::: Source material
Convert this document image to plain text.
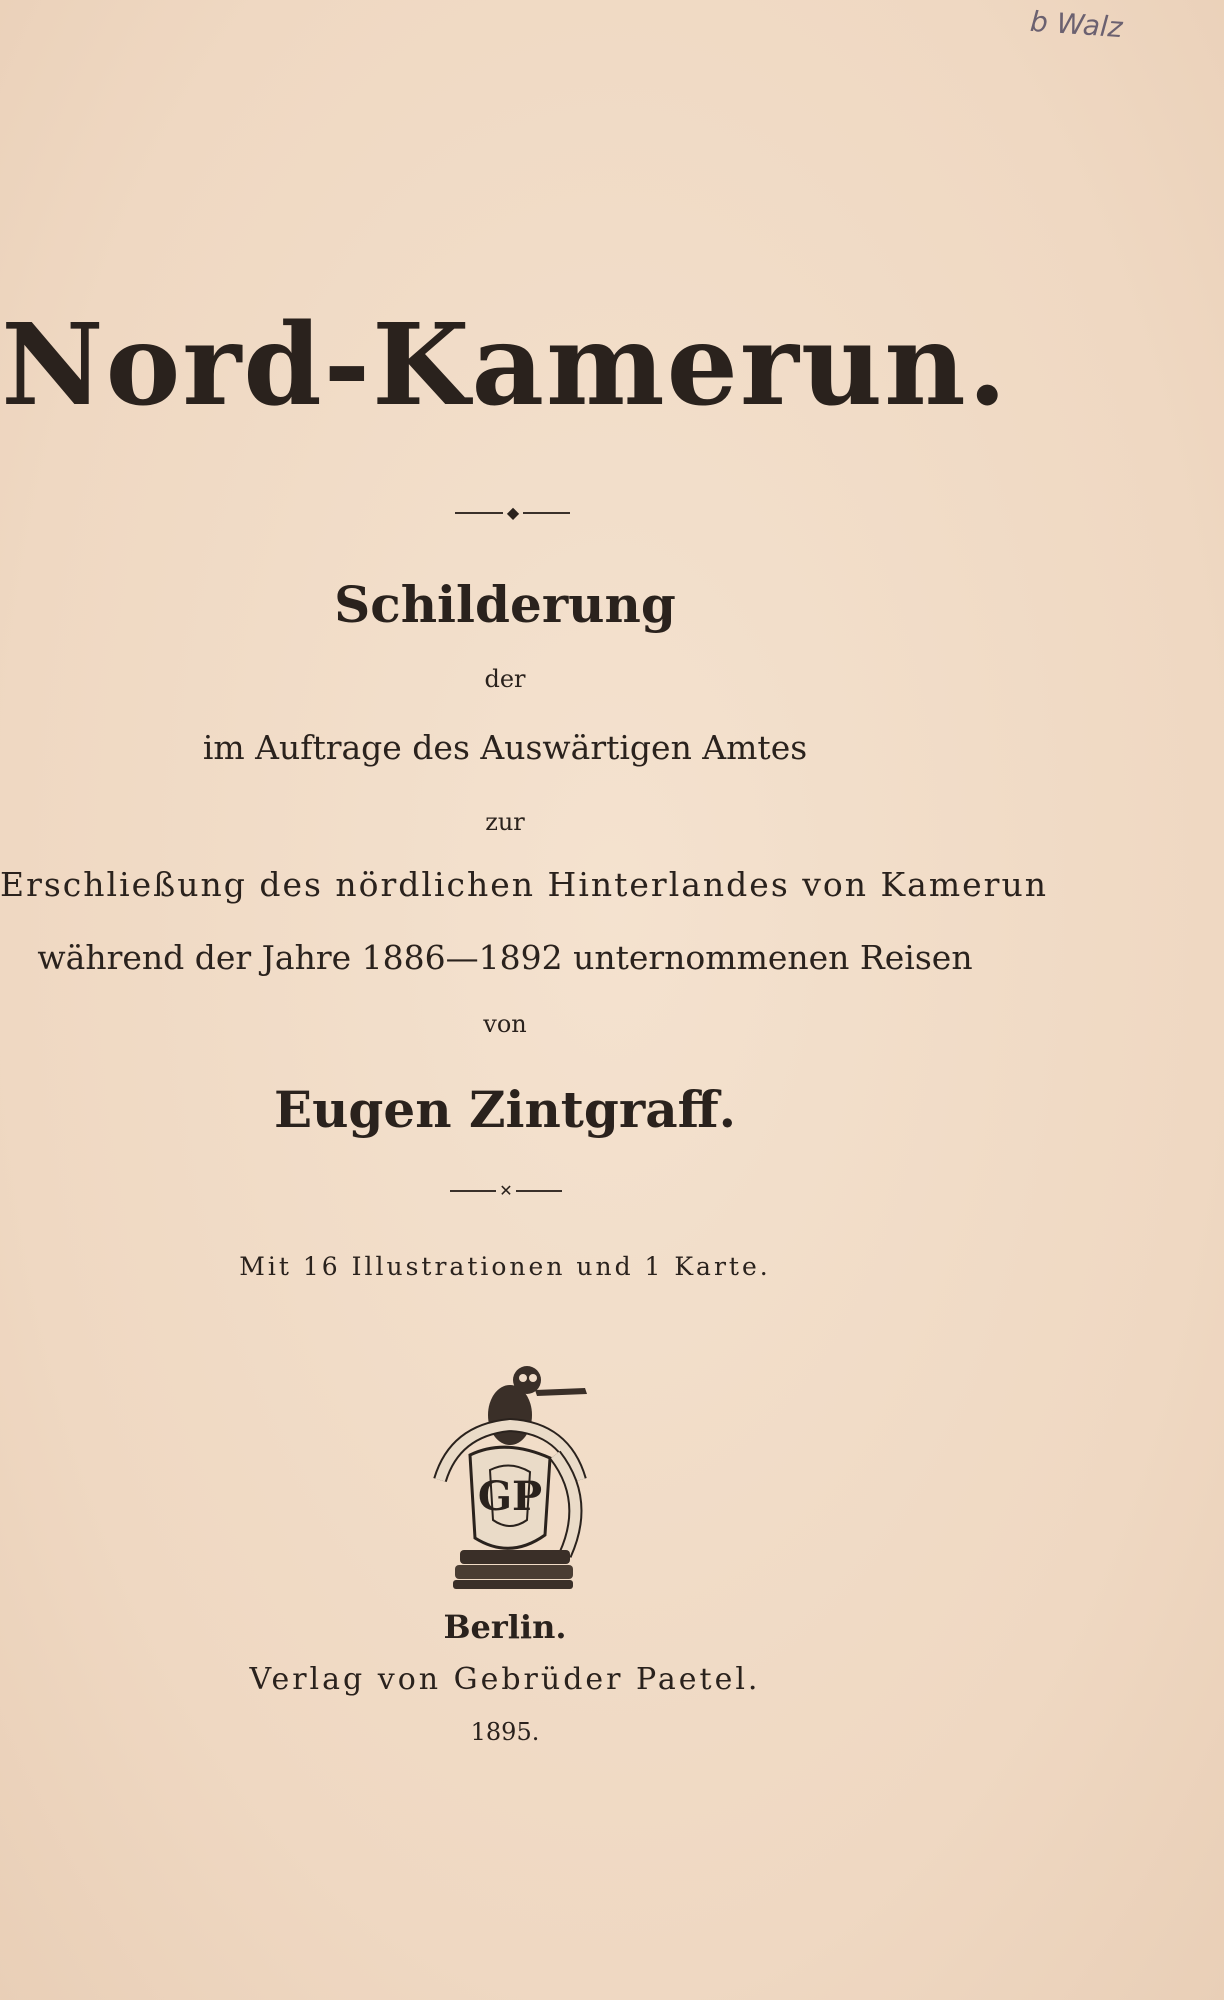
b Walz
Nord-Kamerun.
◆
Schilderung
der
im Auftrage des Auswärtigen Amtes
zur
Erschließung des nördlichen Hinterlandes von Kamerun
während der Jahre 1886—1892 unternommenen Reisen
von
Eugen Zintgraff.
✕
Mit 16 Illustrationen und 1 Karte.
GP
Berlin.
Verlag von Gebrüder Paetel.
1895.
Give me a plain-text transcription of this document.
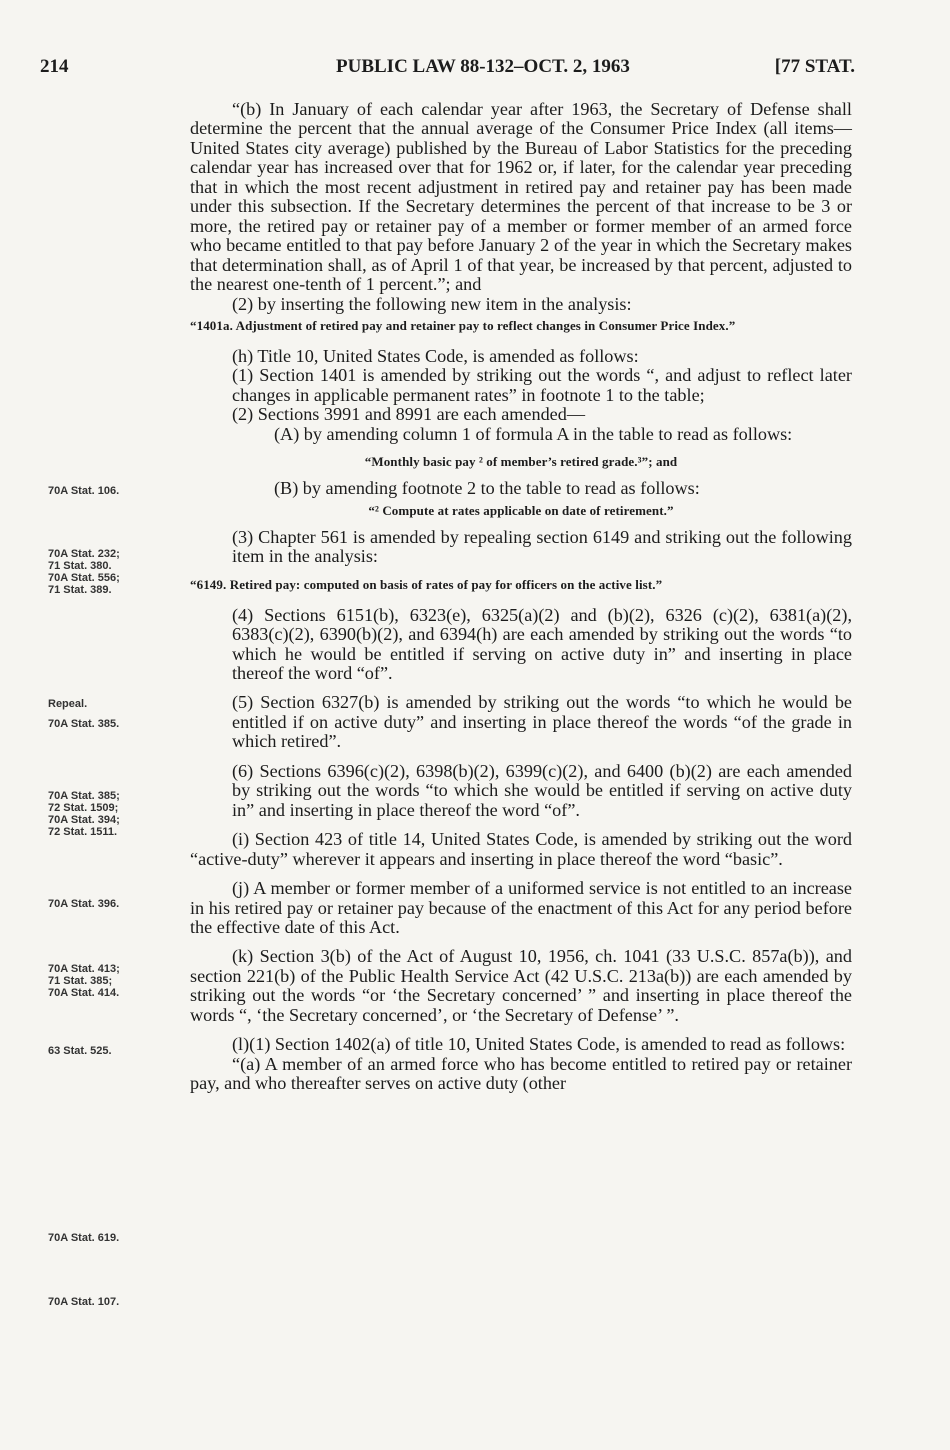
214	PUBLIC LAW 88-132–OCT. 2, 1963	[77 STAT.

“(b) In January of each calendar year after 1963, the Secretary of Defense shall determine the percent that the annual average of the Consumer Price Index (all items—United States city average) published by the Bureau of Labor Statistics for the preceding calendar year has increased over that for 1962 or, if later, for the calendar year preceding that in which the most recent adjustment in retired pay and retainer pay has been made under this subsection. If the Secretary determines the percent of that increase to be 3 or more, the retired pay or retainer pay of a member or former member of an armed force who became entitled to that pay before January 2 of the year in which the Secretary makes that determination shall, as of April 1 of that year, be increased by that percent, adjusted to the nearest one-tenth of 1 percent.”; and

(2) by inserting the following new item in the analysis:

“1401a. Adjustment of retired pay and retainer pay to reflect changes in Consumer Price Index.”

(h) Title 10, United States Code, is amended as follows:

(1) Section 1401 is amended by striking out the words “, and adjust to reflect later changes in applicable permanent rates” in footnote 1 to the table;

(2) Sections 3991 and 8991 are each amended—

(A) by amending column 1 of formula A in the table to read as follows:

“Monthly basic pay ² of member’s retired grade.³”; and

(B) by amending footnote 2 to the table to read as follows:

“² Compute at rates applicable on date of retirement.”

(3) Chapter 561 is amended by repealing section 6149 and striking out the following item in the analysis:

“6149. Retired pay: computed on basis of rates of pay for officers on the active list.”

(4) Sections 6151(b), 6323(e), 6325(a)(2) and (b)(2), 6326 (c)(2), 6381(a)(2), 6383(c)(2), 6390(b)(2), and 6394(h) are each amended by striking out the words “to which he would be entitled if serving on active duty in” and inserting in place thereof the word “of”.

(5) Section 6327(b) is amended by striking out the words “to which he would be entitled if on active duty” and inserting in place thereof the words “of the grade in which retired”.

(6) Sections 6396(c)(2), 6398(b)(2), 6399(c)(2), and 6400 (b)(2) are each amended by striking out the words “to which she would be entitled if serving on active duty in” and inserting in place thereof the word “of”.

(i) Section 423 of title 14, United States Code, is amended by striking out the word “active-duty” wherever it appears and inserting in place thereof the word “basic”.

(j) A member or former member of a uniformed service is not entitled to an increase in his retired pay or retainer pay because of the enactment of this Act for any period before the effective date of this Act.

(k) Section 3(b) of the Act of August 10, 1956, ch. 1041 (33 U.S.C. 857a(b)), and section 221(b) of the Public Health Service Act (42 U.S.C. 213a(b)) are each amended by striking out the words “or ‘the Secretary concerned’ ” and inserting in place thereof the words “, ‘the Secretary concerned’, or ‘the Secretary of Defense’ ”.

(l)(1) Section 1402(a) of title 10, United States Code, is amended to read as follows:

“(a) A member of an armed force who has become entitled to retired pay or retainer pay, and who thereafter serves on active duty (other

70A Stat. 106.
70A Stat. 232;
71 Stat. 380.
70A Stat. 556;
71 Stat. 389.
Repeal.
70A Stat. 385.
70A Stat. 385;
72 Stat. 1509;
70A Stat. 394;
72 Stat. 1511.
70A Stat. 396.
70A Stat. 413;
71 Stat. 385;
70A Stat. 414.
63 Stat. 525.
70A Stat. 619.
70A Stat. 107.
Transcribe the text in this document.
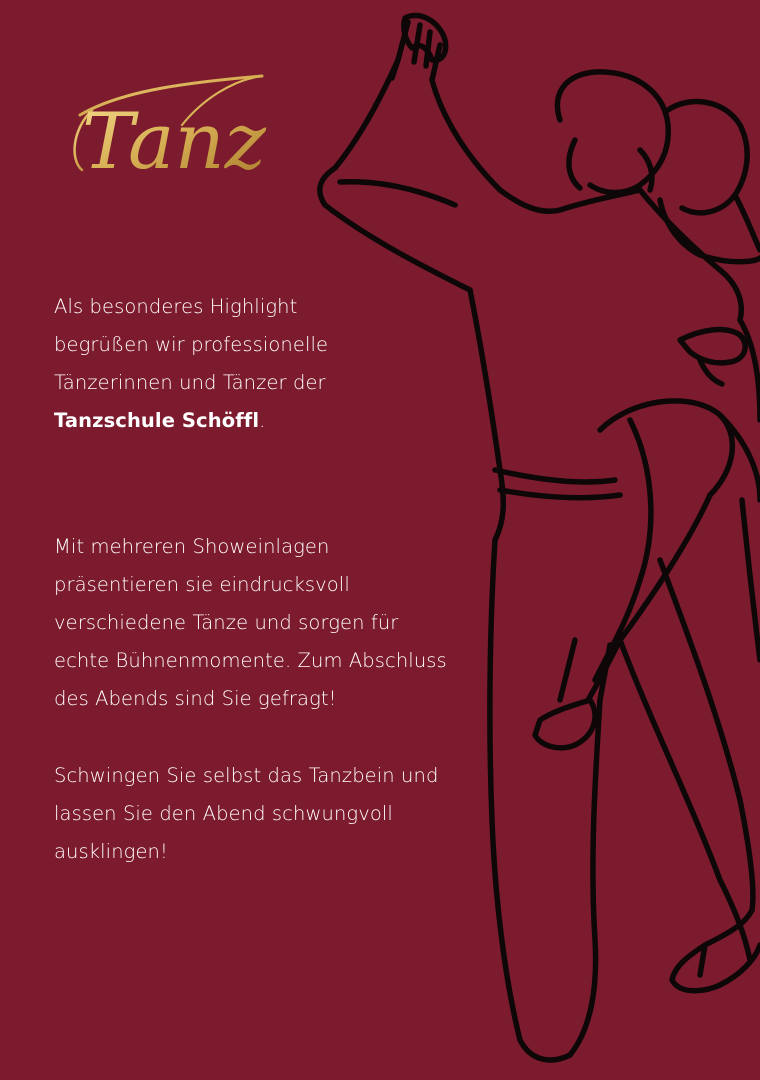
Tanz
Als besonderes Highlight
begrüßen wir professionelle
Tänzerinnen und Tänzer der
Tanzschule Schöffl.
Mit mehreren Showeinlagen
präsentieren sie eindrucksvoll
verschiedene Tänze und sorgen für
echte Bühnenmomente. Zum Abschluss
des Abends sind Sie gefragt!
Schwingen Sie selbst das Tanzbein und
lassen Sie den Abend schwungvoll
ausklingen!
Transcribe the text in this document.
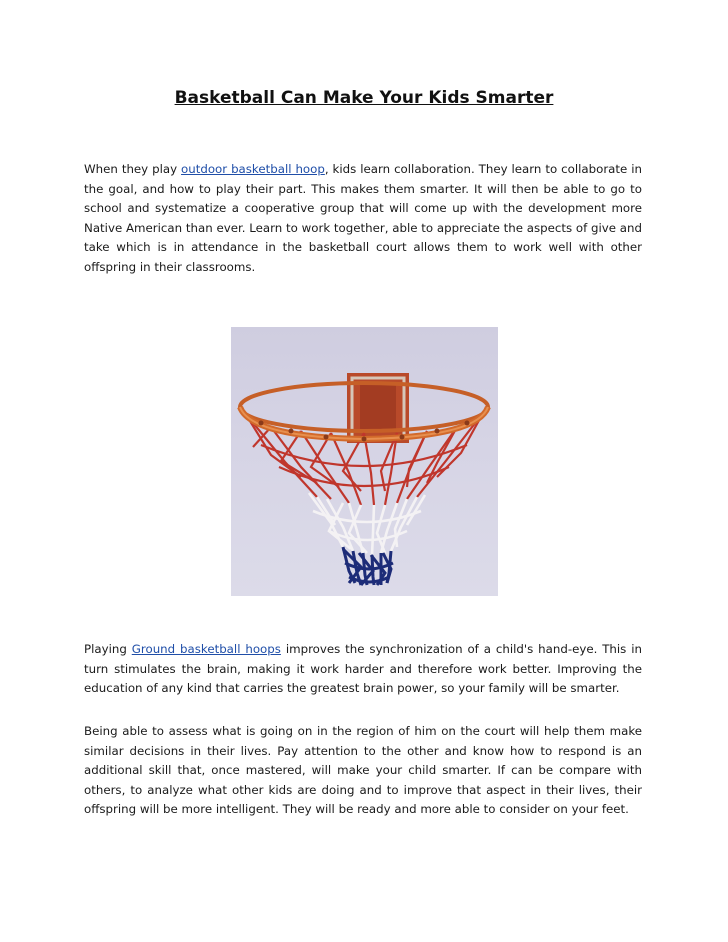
Basketball Can Make Your Kids Smarter

When they play outdoor basketball hoop, kids learn collaboration. They learn to collaborate in the goal, and how to play their part. This makes them smarter. It will then be able to go to school and systematize a cooperative group that will come up with the development more Native American than ever. Learn to work together, able to appreciate the aspects of give and take which is in attendance in the basketball court allows them to work well with other offspring in their classrooms.

Playing Ground basketball hoops improves the synchronization of a child's hand-eye. This in turn stimulates the brain, making it work harder and therefore work better. Improving the education of any kind that carries the greatest brain power, so your family will be smarter.

Being able to assess what is going on in the region of him on the court will help them make similar decisions in their lives. Pay attention to the other and know how to respond is an additional skill that, once mastered, will make your child smarter. If can be compare with others, to analyze what other kids are doing and to improve that aspect in their lives, their offspring will be more intelligent. They will be ready and more able to consider on your feet.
::::::
Brief →
Leave out all images, then reproduce the entries above exactly.

Solution to this task →
Convert this document image to plain text.
b Walz
Nord-Kamerun.
◆
Schilderung
der
im Auftrage des Auswärtigen Amtes
zur
Erschließung des nördlichen Hinterlandes von Kamerun
während der Jahre 1886—1892 unternommenen Reisen
von
Eugen Zintgraff.
✕
Mit 16 Illustrationen und 1 Karte.
GP
Berlin.
Verlag von Gebrüder Paetel.
1895.
Give me a plain-text transcription of this document.
214	PUBLIC LAW 88-132–OCT. 2, 1963	[77 STAT.

“(b) In January of each calendar year after 1963, the Secretary of Defense shall determine the percent that the annual average of the Consumer Price Index (all items—United States city average) published by the Bureau of Labor Statistics for the preceding calendar year has increased over that for 1962 or, if later, for the calendar year preceding that in which the most recent adjustment in retired pay and retainer pay has been made under this subsection. If the Secretary determines the percent of that increase to be 3 or more, the retired pay or retainer pay of a member or former member of an armed force who became entitled to that pay before January 2 of the year in which the Secretary makes that determination shall, as of April 1 of that year, be increased by that percent, adjusted to the nearest one-tenth of 1 percent.”; and

(2) by inserting the following new item in the analysis:

“1401a. Adjustment of retired pay and retainer pay to reflect changes in Consumer Price Index.”

(h) Title 10, United States Code, is amended as follows:

(1) Section 1401 is amended by striking out the words “, and adjust to reflect later changes in applicable permanent rates” in footnote 1 to the table;

(2) Sections 3991 and 8991 are each amended—

(A) by amending column 1 of formula A in the table to read as follows:

“Monthly basic pay ² of member’s retired grade.³”; and

(B) by amending footnote 2 to the table to read as follows:

“² Compute at rates applicable on date of retirement.”

(3) Chapter 561 is amended by repealing section 6149 and striking out the following item in the analysis:

“6149. Retired pay: computed on basis of rates of pay for officers on the active list.”

(4) Sections 6151(b), 6323(e), 6325(a)(2) and (b)(2), 6326 (c)(2), 6381(a)(2), 6383(c)(2), 6390(b)(2), and 6394(h) are each amended by striking out the words “to which he would be entitled if serving on active duty in” and inserting in place thereof the word “of”.

(5) Section 6327(b) is amended by striking out the words “to which he would be entitled if on active duty” and inserting in place thereof the words “of the grade in which retired”.

(6) Sections 6396(c)(2), 6398(b)(2), 6399(c)(2), and 6400 (b)(2) are each amended by striking out the words “to which she would be entitled if serving on active duty in” and inserting in place thereof the word “of”.

(i) Section 423 of title 14, United States Code, is amended by striking out the word “active-duty” wherever it appears and inserting in place thereof the word “basic”.

(j) A member or former member of a uniformed service is not entitled to an increase in his retired pay or retainer pay because of the enactment of this Act for any period before the effective date of this Act.

(k) Section 3(b) of the Act of August 10, 1956, ch. 1041 (33 U.S.C. 857a(b)), and section 221(b) of the Public Health Service Act (42 U.S.C. 213a(b)) are each amended by striking out the words “or ‘the Secretary concerned’ ” and inserting in place thereof the words “, ‘the Secretary concerned’, or ‘the Secretary of Defense’ ”.

(l)(1) Section 1402(a) of title 10, United States Code, is amended to read as follows:

“(a) A member of an armed force who has become entitled to retired pay or retainer pay, and who thereafter serves on active duty (other

70A Stat. 106.
70A Stat. 232;
71 Stat. 380.
70A Stat. 556;
71 Stat. 389.
Repeal.
70A Stat. 385.
70A Stat. 385;
72 Stat. 1509;
70A Stat. 394;
72 Stat. 1511.
70A Stat. 396.
70A Stat. 413;
71 Stat. 385;
70A Stat. 414.
63 Stat. 525.
70A Stat. 619.
70A Stat. 107.
Transcribe the text in this document.
Tanz
Als besonderes Highlight
begrüßen wir professionelle
Tänzerinnen und Tänzer der
Tanzschule Schöffl.
Mit mehreren Showeinlagen
präsentieren sie eindrucksvoll
verschiedene Tänze und sorgen für
echte Bühnenmomente. Zum Abschluss
des Abends sind Sie gefragt!
Schwingen Sie selbst das Tanzbein und
lassen Sie den Abend schwungvoll
ausklingen!
Transcribe the text in this document.
Basketball Can Make Your Kids Smarter

When they play outdoor basketball hoop, kids learn collaboration. They learn to collaborate in the goal, and how to play their part. This makes them smarter. It will then be able to go to school and systematize a cooperative group that will come up with the development more Native American than ever. Learn to work together, able to appreciate the aspects of give and take which is in attendance in the basketball court allows them to work well with other offspring in their classrooms.

Playing Ground basketball hoops improves the synchronization of a child's hand-eye. This in turn stimulates the brain, making it work harder and therefore work better. Improving the education of any kind that carries the greatest brain power, so your family will be smarter.

Being able to assess what is going on in the region of him on the court will help them make similar decisions in their lives. Pay attention to the other and know how to respond is an additional skill that, once mastered, will make your child smarter. If can be compare with others, to analyze what other kids are doing and to improve that aspect in their lives, their offspring will be more intelligent. They will be ready and more able to consider on your feet.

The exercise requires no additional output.